## BEGIN GIVEN RECORDS

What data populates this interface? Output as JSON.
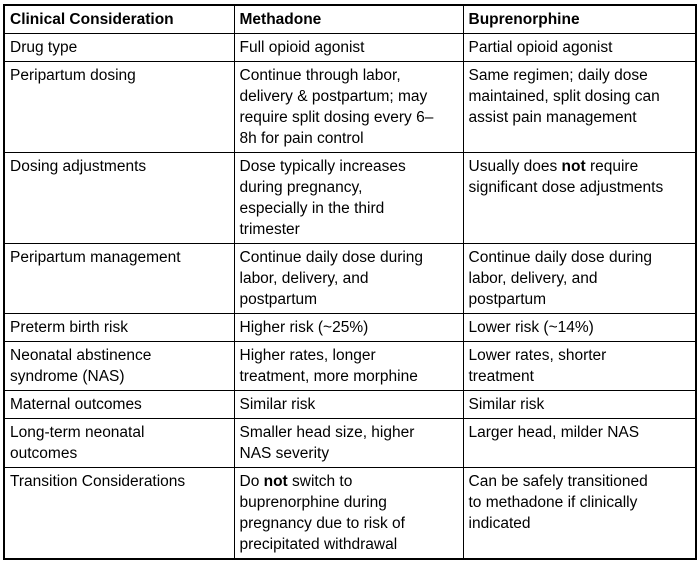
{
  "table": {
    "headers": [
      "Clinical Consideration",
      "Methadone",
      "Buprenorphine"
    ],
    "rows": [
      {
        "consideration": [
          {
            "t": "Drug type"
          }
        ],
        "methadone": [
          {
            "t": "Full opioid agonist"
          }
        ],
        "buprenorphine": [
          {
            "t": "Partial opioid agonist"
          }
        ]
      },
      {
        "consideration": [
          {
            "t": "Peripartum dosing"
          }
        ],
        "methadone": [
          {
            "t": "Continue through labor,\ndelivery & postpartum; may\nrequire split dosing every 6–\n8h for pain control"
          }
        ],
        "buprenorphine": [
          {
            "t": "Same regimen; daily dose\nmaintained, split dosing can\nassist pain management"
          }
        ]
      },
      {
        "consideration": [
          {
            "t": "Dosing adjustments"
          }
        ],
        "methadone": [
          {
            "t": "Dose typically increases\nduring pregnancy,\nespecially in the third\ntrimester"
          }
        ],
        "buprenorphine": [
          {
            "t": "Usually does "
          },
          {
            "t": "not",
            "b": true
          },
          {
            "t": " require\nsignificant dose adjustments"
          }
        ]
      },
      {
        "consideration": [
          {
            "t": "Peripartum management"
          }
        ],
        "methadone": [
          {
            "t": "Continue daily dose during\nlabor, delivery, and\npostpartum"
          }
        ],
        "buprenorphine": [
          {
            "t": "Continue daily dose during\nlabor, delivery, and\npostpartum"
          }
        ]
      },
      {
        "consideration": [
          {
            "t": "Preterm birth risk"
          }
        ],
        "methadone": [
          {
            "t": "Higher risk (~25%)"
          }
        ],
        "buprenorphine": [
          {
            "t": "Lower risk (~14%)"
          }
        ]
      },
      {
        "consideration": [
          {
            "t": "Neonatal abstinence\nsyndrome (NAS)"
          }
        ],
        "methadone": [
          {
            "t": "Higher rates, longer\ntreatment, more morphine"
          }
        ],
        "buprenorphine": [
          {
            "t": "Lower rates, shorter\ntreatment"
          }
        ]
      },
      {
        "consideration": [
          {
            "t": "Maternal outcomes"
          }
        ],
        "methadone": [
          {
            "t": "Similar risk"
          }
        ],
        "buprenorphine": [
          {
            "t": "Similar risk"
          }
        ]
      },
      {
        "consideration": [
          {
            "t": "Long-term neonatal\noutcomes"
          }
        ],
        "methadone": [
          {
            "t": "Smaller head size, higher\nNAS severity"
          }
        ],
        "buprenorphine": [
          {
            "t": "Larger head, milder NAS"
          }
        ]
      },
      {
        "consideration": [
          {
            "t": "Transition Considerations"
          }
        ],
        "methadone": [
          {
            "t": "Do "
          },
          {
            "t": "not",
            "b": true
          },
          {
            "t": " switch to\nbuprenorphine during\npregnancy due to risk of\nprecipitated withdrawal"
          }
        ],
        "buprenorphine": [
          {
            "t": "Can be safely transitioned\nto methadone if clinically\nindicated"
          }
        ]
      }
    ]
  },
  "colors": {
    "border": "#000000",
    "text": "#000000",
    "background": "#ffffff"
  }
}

## END GIVEN RECORDS
## BEGIN GIVEN RECORDS

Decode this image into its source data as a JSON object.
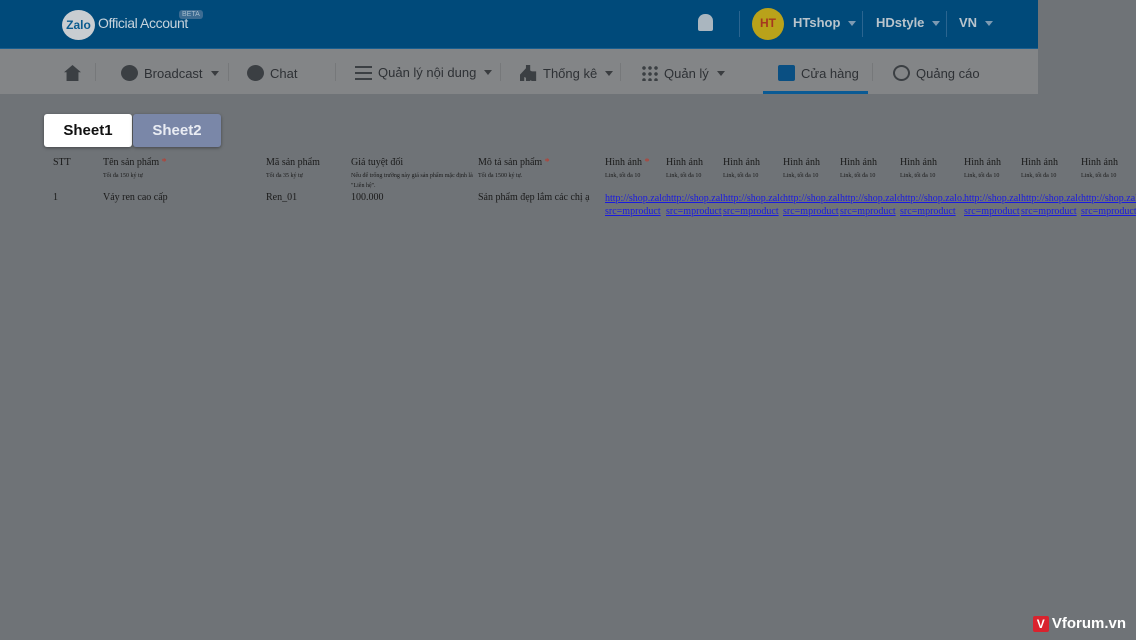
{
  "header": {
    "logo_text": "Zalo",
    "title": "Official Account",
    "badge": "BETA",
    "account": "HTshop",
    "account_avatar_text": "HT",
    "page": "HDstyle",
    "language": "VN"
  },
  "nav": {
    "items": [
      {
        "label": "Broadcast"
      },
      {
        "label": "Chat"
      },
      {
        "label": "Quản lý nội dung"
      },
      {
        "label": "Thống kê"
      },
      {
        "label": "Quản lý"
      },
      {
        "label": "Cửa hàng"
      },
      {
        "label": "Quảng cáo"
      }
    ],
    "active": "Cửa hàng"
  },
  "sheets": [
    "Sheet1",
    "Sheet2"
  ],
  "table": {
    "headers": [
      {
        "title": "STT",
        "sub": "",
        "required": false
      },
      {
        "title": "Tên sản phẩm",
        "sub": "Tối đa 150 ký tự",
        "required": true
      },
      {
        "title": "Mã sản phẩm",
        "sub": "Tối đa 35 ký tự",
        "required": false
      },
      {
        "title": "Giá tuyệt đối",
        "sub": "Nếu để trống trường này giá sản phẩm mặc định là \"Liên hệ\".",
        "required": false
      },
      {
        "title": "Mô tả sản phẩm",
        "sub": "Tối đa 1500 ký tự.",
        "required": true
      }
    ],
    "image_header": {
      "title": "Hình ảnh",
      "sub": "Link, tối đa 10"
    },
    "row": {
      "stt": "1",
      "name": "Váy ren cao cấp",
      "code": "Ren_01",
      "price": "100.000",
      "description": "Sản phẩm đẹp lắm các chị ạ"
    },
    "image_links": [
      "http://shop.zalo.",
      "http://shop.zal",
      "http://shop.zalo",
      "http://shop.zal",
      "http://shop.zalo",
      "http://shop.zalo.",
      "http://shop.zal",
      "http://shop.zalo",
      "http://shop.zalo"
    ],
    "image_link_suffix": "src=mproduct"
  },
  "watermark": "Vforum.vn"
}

## END GIVEN RECORDS

STATED GOAL >> Only the number is wanted: how many lines in the data include the string "Peripartum"?

RESULT FOR THIS TASK >> 2